- THE TASK: What follows is a set of records, each of which is to be written out exactly.

- Stored data:
====

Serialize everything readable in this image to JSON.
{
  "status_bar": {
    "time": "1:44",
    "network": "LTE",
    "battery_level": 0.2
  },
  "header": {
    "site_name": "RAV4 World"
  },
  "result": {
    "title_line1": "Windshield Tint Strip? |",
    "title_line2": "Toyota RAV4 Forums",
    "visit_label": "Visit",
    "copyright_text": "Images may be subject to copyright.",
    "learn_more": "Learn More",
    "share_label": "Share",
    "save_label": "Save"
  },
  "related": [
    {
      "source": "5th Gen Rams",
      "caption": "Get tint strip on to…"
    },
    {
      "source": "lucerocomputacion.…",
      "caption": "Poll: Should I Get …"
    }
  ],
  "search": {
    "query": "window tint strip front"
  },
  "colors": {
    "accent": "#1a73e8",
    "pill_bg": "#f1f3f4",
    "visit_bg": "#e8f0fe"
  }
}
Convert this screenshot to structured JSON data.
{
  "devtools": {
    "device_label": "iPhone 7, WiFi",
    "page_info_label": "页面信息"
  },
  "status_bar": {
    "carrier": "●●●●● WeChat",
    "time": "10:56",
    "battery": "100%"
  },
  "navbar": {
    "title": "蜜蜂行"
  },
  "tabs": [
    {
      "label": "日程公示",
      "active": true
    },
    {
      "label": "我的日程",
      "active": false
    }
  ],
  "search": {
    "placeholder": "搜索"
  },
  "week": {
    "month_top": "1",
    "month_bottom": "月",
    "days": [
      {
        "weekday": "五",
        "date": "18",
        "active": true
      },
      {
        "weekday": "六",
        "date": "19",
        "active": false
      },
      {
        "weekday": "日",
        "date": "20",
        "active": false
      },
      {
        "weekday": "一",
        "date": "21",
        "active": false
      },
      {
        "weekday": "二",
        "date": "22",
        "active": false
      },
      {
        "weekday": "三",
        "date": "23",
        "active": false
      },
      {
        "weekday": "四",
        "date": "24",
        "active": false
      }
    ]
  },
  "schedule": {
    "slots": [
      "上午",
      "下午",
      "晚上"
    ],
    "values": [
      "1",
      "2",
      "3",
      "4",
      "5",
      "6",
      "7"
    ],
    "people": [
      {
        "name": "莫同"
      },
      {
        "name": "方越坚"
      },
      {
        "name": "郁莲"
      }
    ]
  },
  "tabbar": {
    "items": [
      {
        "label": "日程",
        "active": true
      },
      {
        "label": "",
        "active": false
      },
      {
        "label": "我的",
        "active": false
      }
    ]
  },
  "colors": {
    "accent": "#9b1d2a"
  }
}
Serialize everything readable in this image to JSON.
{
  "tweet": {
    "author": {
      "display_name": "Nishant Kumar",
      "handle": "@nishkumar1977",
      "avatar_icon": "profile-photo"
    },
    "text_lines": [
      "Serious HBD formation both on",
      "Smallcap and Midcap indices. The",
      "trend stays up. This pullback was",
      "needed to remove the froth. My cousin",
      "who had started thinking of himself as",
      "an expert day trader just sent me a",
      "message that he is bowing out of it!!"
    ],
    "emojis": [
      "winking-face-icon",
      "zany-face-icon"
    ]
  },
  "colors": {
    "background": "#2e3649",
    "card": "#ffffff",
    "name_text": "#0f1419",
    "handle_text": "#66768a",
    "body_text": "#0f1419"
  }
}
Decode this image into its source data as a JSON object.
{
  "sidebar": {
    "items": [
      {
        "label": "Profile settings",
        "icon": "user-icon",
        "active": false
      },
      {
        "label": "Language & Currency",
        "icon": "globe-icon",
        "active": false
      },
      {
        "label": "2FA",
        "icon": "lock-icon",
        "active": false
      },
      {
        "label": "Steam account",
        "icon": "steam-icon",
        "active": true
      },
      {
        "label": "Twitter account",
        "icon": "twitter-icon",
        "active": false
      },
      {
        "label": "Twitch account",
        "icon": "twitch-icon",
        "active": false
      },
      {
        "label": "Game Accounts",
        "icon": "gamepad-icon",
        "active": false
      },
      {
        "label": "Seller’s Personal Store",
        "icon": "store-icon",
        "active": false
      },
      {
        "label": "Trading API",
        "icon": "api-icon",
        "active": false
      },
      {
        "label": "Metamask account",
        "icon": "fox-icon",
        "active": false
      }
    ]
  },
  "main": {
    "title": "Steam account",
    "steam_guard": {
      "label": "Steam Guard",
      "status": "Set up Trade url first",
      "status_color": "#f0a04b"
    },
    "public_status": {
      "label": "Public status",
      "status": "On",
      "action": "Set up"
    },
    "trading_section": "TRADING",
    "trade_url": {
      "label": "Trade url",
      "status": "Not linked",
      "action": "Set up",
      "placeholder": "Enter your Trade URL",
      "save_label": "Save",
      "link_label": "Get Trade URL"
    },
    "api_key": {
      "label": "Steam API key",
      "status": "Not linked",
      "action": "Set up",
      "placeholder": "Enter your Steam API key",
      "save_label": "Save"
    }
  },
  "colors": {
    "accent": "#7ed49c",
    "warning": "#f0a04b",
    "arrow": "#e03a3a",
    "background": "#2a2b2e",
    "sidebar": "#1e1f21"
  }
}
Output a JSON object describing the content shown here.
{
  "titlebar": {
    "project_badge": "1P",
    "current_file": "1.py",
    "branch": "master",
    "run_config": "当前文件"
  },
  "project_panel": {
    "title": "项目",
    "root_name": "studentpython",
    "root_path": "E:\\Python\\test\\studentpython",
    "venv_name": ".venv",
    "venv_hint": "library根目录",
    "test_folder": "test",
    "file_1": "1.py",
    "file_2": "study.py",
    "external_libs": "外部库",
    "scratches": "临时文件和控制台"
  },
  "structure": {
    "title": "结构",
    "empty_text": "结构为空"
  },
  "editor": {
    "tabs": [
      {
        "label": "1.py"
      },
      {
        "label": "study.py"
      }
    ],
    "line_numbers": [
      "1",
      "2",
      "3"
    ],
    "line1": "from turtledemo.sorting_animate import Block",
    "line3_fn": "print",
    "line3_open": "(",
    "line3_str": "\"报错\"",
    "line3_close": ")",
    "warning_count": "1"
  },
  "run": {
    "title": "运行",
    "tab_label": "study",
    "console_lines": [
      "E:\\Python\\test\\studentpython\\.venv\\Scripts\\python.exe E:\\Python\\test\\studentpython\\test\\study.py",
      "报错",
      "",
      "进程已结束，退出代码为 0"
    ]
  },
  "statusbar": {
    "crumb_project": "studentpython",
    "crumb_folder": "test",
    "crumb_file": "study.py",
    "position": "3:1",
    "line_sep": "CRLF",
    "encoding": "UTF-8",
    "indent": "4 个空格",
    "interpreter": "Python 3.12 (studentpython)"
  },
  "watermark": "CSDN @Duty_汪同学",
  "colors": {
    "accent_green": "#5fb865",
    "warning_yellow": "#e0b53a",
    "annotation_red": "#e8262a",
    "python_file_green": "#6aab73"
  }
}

====

- PROBLEM SOLUTION:
Serialize everything readable in this image to JSON.
{
  "status_bar": {
    "time": "1:44",
    "network": "LTE",
    "battery_level": 0.2
  },
  "header": {
    "site_name": "RAV4 World"
  },
  "result": {
    "title_line1": "Windshield Tint Strip? |",
    "title_line2": "Toyota RAV4 Forums",
    "visit_label": "Visit",
    "copyright_text": "Images may be subject to copyright.",
    "learn_more": "Learn More",
    "share_label": "Share",
    "save_label": "Save"
  },
  "related": [
    {
      "source": "5th Gen Rams",
      "caption": "Get tint strip on to…"
    },
    {
      "source": "lucerocomputacion.…",
      "caption": "Poll: Should I Get …"
    }
  ],
  "search": {
    "query": "window tint strip front"
  },
  "colors": {
    "accent": "#1a73e8",
    "pill_bg": "#f1f3f4",
    "visit_bg": "#e8f0fe"
  }
}
Convert this screenshot to structured JSON data.
{
  "devtools": {
    "device_label": "iPhone 7, WiFi",
    "page_info_label": "页面信息"
  },
  "status_bar": {
    "carrier": "●●●●● WeChat",
    "time": "10:56",
    "battery": "100%"
  },
  "navbar": {
    "title": "蜜蜂行"
  },
  "tabs": [
    {
      "label": "日程公示",
      "active": true
    },
    {
      "label": "我的日程",
      "active": false
    }
  ],
  "search": {
    "placeholder": "搜索"
  },
  "week": {
    "month_top": "1",
    "month_bottom": "月",
    "days": [
      {
        "weekday": "五",
        "date": "18",
        "active": true
      },
      {
        "weekday": "六",
        "date": "19",
        "active": false
      },
      {
        "weekday": "日",
        "date": "20",
        "active": false
      },
      {
        "weekday": "一",
        "date": "21",
        "active": false
      },
      {
        "weekday": "二",
        "date": "22",
        "active": false
      },
      {
        "weekday": "三",
        "date": "23",
        "active": false
      },
      {
        "weekday": "四",
        "date": "24",
        "active": false
      }
    ]
  },
  "schedule": {
    "slots": [
      "上午",
      "下午",
      "晚上"
    ],
    "values": [
      "1",
      "2",
      "3",
      "4",
      "5",
      "6",
      "7"
    ],
    "people": [
      {
        "name": "莫同"
      },
      {
        "name": "方越坚"
      },
      {
        "name": "郁莲"
      }
    ]
  },
  "tabbar": {
    "items": [
      {
        "label": "日程",
        "active": true
      },
      {
        "label": "",
        "active": false
      },
      {
        "label": "我的",
        "active": false
      }
    ]
  },
  "colors": {
    "accent": "#9b1d2a"
  }
}
Serialize everything readable in this image to JSON.
{
  "tweet": {
    "author": {
      "display_name": "Nishant Kumar",
      "handle": "@nishkumar1977",
      "avatar_icon": "profile-photo"
    },
    "text_lines": [
      "Serious HBD formation both on",
      "Smallcap and Midcap indices. The",
      "trend stays up. This pullback was",
      "needed to remove the froth. My cousin",
      "who had started thinking of himself as",
      "an expert day trader just sent me a",
      "message that he is bowing out of it!!"
    ],
    "emojis": [
      "winking-face-icon",
      "zany-face-icon"
    ]
  },
  "colors": {
    "background": "#2e3649",
    "card": "#ffffff",
    "name_text": "#0f1419",
    "handle_text": "#66768a",
    "body_text": "#0f1419"
  }
}
Decode this image into its source data as a JSON object.
{
  "sidebar": {
    "items": [
      {
        "label": "Profile settings",
        "icon": "user-icon",
        "active": false
      },
      {
        "label": "Language & Currency",
        "icon": "globe-icon",
        "active": false
      },
      {
        "label": "2FA",
        "icon": "lock-icon",
        "active": false
      },
      {
        "label": "Steam account",
        "icon": "steam-icon",
        "active": true
      },
      {
        "label": "Twitter account",
        "icon": "twitter-icon",
        "active": false
      },
      {
        "label": "Twitch account",
        "icon": "twitch-icon",
        "active": false
      },
      {
        "label": "Game Accounts",
        "icon": "gamepad-icon",
        "active": false
      },
      {
        "label": "Seller’s Personal Store",
        "icon": "store-icon",
        "active": false
      },
      {
        "label": "Trading API",
        "icon": "api-icon",
        "active": false
      },
      {
        "label": "Metamask account",
        "icon": "fox-icon",
        "active": false
      }
    ]
  },
  "main": {
    "title": "Steam account",
    "steam_guard": {
      "label": "Steam Guard",
      "status": "Set up Trade url first",
      "status_color": "#f0a04b"
    },
    "public_status": {
      "label": "Public status",
      "status": "On",
      "action": "Set up"
    },
    "trading_section": "TRADING",
    "trade_url": {
      "label": "Trade url",
      "status": "Not linked",
      "action": "Set up",
      "placeholder": "Enter your Trade URL",
      "save_label": "Save",
      "link_label": "Get Trade URL"
    },
    "api_key": {
      "label": "Steam API key",
      "status": "Not linked",
      "action": "Set up",
      "placeholder": "Enter your Steam API key",
      "save_label": "Save"
    }
  },
  "colors": {
    "accent": "#7ed49c",
    "warning": "#f0a04b",
    "arrow": "#e03a3a",
    "background": "#2a2b2e",
    "sidebar": "#1e1f21"
  }
}
Output a JSON object describing the content shown here.
{
  "titlebar": {
    "project_badge": "1P",
    "current_file": "1.py",
    "branch": "master",
    "run_config": "当前文件"
  },
  "project_panel": {
    "title": "项目",
    "root_name": "studentpython",
    "root_path": "E:\\Python\\test\\studentpython",
    "venv_name": ".venv",
    "venv_hint": "library根目录",
    "test_folder": "test",
    "file_1": "1.py",
    "file_2": "study.py",
    "external_libs": "外部库",
    "scratches": "临时文件和控制台"
  },
  "structure": {
    "title": "结构",
    "empty_text": "结构为空"
  },
  "editor": {
    "tabs": [
      {
        "label": "1.py"
      },
      {
        "label": "study.py"
      }
    ],
    "line_numbers": [
      "1",
      "2",
      "3"
    ],
    "line1": "from turtledemo.sorting_animate import Block",
    "line3_fn": "print",
    "line3_open": "(",
    "line3_str": "\"报错\"",
    "line3_close": ")",
    "warning_count": "1"
  },
  "run": {
    "title": "运行",
    "tab_label": "study",
    "console_lines": [
      "E:\\Python\\test\\studentpython\\.venv\\Scripts\\python.exe E:\\Python\\test\\studentpython\\test\\study.py",
      "报错",
      "",
      "进程已结束，退出代码为 0"
    ]
  },
  "statusbar": {
    "crumb_project": "studentpython",
    "crumb_folder": "test",
    "crumb_file": "study.py",
    "position": "3:1",
    "line_sep": "CRLF",
    "encoding": "UTF-8",
    "indent": "4 个空格",
    "interpreter": "Python 3.12 (studentpython)"
  },
  "watermark": "CSDN @Duty_汪同学",
  "colors": {
    "accent_green": "#5fb865",
    "warning_yellow": "#e0b53a",
    "annotation_red": "#e8262a",
    "python_file_green": "#6aab73"
  }
}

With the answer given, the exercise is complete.